*Requirements:* Please pull out every line that includes the string "ylabel".

*Dataset excerpts:*
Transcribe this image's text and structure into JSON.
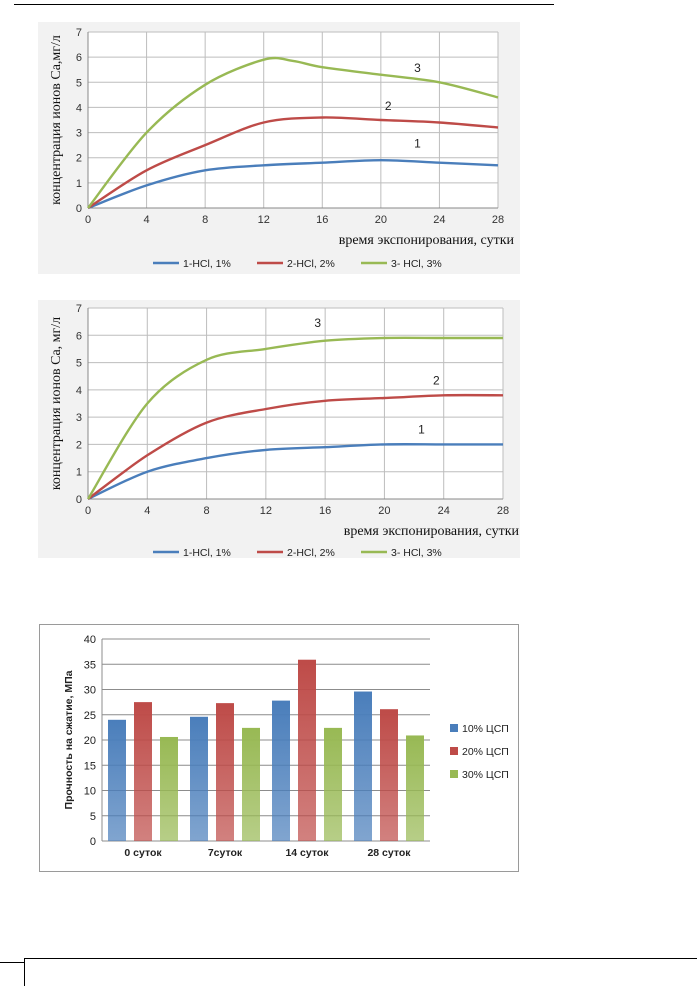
{
  "charts": [
    {
      "type": "line",
      "xlabel": "время экспонирования, сутки",
      "ylabel": "концентрация ионов Ca,мг/л",
      "xlim": [
        0,
        28
      ],
      "ylim": [
        0,
        7
      ],
      "xticks": [
        0,
        4,
        8,
        12,
        16,
        20,
        24,
        28
      ],
      "yticks": [
        0,
        1,
        2,
        3,
        4,
        5,
        6,
        7
      ],
      "grid": true,
      "legend_position": "bottom",
      "series": [
        {
          "name": "1-HCl, 1%",
          "label": "1",
          "color": "#4a7ebb",
          "x": [
            0,
            4,
            8,
            12,
            16,
            20,
            24,
            28
          ],
          "y": [
            0,
            0.9,
            1.5,
            1.7,
            1.8,
            1.9,
            1.8,
            1.7
          ],
          "label_at": [
            22.5,
            2.4
          ]
        },
        {
          "name": "2-HCl, 2%",
          "label": "2",
          "color": "#be4b48",
          "x": [
            0,
            4,
            8,
            12,
            16,
            20,
            24,
            28
          ],
          "y": [
            0,
            1.5,
            2.5,
            3.4,
            3.6,
            3.5,
            3.4,
            3.2
          ],
          "label_at": [
            20.5,
            3.9
          ]
        },
        {
          "name": "3- HCl, 3%",
          "label": "3",
          "color": "#98b954",
          "x": [
            0,
            4,
            8,
            12,
            14,
            16,
            20,
            24,
            28
          ],
          "y": [
            0,
            3.0,
            4.9,
            5.9,
            5.85,
            5.6,
            5.3,
            5.0,
            4.4
          ],
          "label_at": [
            22.5,
            5.4
          ]
        }
      ]
    },
    {
      "type": "line",
      "xlabel": "время экспонирования, сутки",
      "ylabel": "концентрация ионов Ca, мг/л",
      "xlim": [
        0,
        28
      ],
      "ylim": [
        0,
        7
      ],
      "xticks": [
        0,
        4,
        8,
        12,
        16,
        20,
        24,
        28
      ],
      "yticks": [
        0,
        1,
        2,
        3,
        4,
        5,
        6,
        7
      ],
      "grid": true,
      "legend_position": "bottom",
      "series": [
        {
          "name": "1-HCl, 1%",
          "label": "1",
          "color": "#4a7ebb",
          "x": [
            0,
            4,
            8,
            12,
            16,
            20,
            24,
            28
          ],
          "y": [
            0,
            1.0,
            1.5,
            1.8,
            1.9,
            2.0,
            2.0,
            2.0
          ],
          "label_at": [
            22.5,
            2.4
          ]
        },
        {
          "name": "2-HCl, 2%",
          "label": "2",
          "color": "#be4b48",
          "x": [
            0,
            4,
            8,
            12,
            16,
            20,
            24,
            28
          ],
          "y": [
            0,
            1.6,
            2.8,
            3.3,
            3.6,
            3.7,
            3.8,
            3.8
          ],
          "label_at": [
            23.5,
            4.2
          ]
        },
        {
          "name": "3- HCl, 3%",
          "label": "3",
          "color": "#98b954",
          "x": [
            0,
            4,
            8,
            12,
            16,
            20,
            24,
            28
          ],
          "y": [
            0,
            3.5,
            5.1,
            5.5,
            5.8,
            5.9,
            5.9,
            5.9
          ],
          "label_at": [
            15.5,
            6.3
          ]
        }
      ]
    },
    {
      "type": "bar",
      "ylabel": "Прочность на сжатие, МПа",
      "categories": [
        "0 суток",
        "7суток",
        "14 суток",
        "28 суток"
      ],
      "ylim": [
        0,
        40
      ],
      "yticks": [
        0,
        5,
        10,
        15,
        20,
        25,
        30,
        35,
        40
      ],
      "grid": true,
      "legend_position": "right",
      "series": [
        {
          "name": "10% ЦСП",
          "color": "#4a7ebb",
          "values": [
            24.0,
            24.6,
            27.8,
            29.6
          ]
        },
        {
          "name": "20% ЦСП",
          "color": "#be4b48",
          "values": [
            27.5,
            27.3,
            35.9,
            26.1
          ]
        },
        {
          "name": "30% ЦСП",
          "color": "#98b954",
          "values": [
            20.6,
            22.4,
            22.4,
            20.9
          ]
        }
      ]
    }
  ]
}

*Problem solution:*
      "ylabel": "концентрация ионов Ca,мг/л",
      "ylabel": "концентрация ионов Ca, мг/л",
      "ylabel": "Прочность на сжатие, МПа",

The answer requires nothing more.